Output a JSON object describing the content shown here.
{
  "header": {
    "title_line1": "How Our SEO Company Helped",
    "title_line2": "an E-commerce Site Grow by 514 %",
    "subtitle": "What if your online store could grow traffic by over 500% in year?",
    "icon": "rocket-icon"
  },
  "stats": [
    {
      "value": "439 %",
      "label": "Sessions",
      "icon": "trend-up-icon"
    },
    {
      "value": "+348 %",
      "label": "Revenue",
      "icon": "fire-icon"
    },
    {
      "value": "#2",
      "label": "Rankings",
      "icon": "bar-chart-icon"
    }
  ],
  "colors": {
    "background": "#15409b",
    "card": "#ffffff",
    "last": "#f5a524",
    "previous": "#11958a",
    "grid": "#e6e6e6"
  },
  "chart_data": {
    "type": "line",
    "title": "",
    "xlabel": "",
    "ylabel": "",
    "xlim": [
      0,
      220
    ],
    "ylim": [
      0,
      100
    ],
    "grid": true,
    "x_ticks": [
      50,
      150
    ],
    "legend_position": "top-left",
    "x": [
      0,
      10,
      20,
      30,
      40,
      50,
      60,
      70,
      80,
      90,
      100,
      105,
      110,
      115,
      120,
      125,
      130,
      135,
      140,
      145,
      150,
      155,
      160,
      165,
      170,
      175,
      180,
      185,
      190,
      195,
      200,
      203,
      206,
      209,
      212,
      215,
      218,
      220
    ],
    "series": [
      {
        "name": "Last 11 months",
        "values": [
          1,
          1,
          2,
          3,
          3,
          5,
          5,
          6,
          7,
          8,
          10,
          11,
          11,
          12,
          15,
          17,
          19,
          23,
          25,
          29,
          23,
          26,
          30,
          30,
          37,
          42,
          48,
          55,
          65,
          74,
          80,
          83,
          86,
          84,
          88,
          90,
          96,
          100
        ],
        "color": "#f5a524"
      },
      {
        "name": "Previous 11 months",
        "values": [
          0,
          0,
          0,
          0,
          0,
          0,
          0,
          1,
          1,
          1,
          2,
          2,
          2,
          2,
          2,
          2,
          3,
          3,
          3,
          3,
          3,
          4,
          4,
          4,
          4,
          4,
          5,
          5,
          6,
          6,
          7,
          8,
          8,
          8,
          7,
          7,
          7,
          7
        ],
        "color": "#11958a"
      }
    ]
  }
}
◆ ◆ ◆ ◆
* **JOB**: Type out all of the material again, word for word.

* **CORRECT RESPONSE**:
Output a JSON object describing the content shown here.
{
  "header": {
    "title_line1": "How Our SEO Company Helped",
    "title_line2": "an E-commerce Site Grow by 514 %",
    "subtitle": "What if your online store could grow traffic by over 500% in year?",
    "icon": "rocket-icon"
  },
  "stats": [
    {
      "value": "439 %",
      "label": "Sessions",
      "icon": "trend-up-icon"
    },
    {
      "value": "+348 %",
      "label": "Revenue",
      "icon": "fire-icon"
    },
    {
      "value": "#2",
      "label": "Rankings",
      "icon": "bar-chart-icon"
    }
  ],
  "colors": {
    "background": "#15409b",
    "card": "#ffffff",
    "last": "#f5a524",
    "previous": "#11958a",
    "grid": "#e6e6e6"
  },
  "chart_data": {
    "type": "line",
    "title": "",
    "xlabel": "",
    "ylabel": "",
    "xlim": [
      0,
      220
    ],
    "ylim": [
      0,
      100
    ],
    "grid": true,
    "x_ticks": [
      50,
      150
    ],
    "legend_position": "top-left",
    "x": [
      0,
      10,
      20,
      30,
      40,
      50,
      60,
      70,
      80,
      90,
      100,
      105,
      110,
      115,
      120,
      125,
      130,
      135,
      140,
      145,
      150,
      155,
      160,
      165,
      170,
      175,
      180,
      185,
      190,
      195,
      200,
      203,
      206,
      209,
      212,
      215,
      218,
      220
    ],
    "series": [
      {
        "name": "Last 11 months",
        "values": [
          1,
          1,
          2,
          3,
          3,
          5,
          5,
          6,
          7,
          8,
          10,
          11,
          11,
          12,
          15,
          17,
          19,
          23,
          25,
          29,
          23,
          26,
          30,
          30,
          37,
          42,
          48,
          55,
          65,
          74,
          80,
          83,
          86,
          84,
          88,
          90,
          96,
          100
        ],
        "color": "#f5a524"
      },
      {
        "name": "Previous 11 months",
        "values": [
          0,
          0,
          0,
          0,
          0,
          0,
          0,
          1,
          1,
          1,
          2,
          2,
          2,
          2,
          2,
          2,
          3,
          3,
          3,
          3,
          3,
          4,
          4,
          4,
          4,
          4,
          5,
          5,
          6,
          6,
          7,
          8,
          8,
          8,
          7,
          7,
          7,
          7
        ],
        "color": "#11958a"
      }
    ]
  }
}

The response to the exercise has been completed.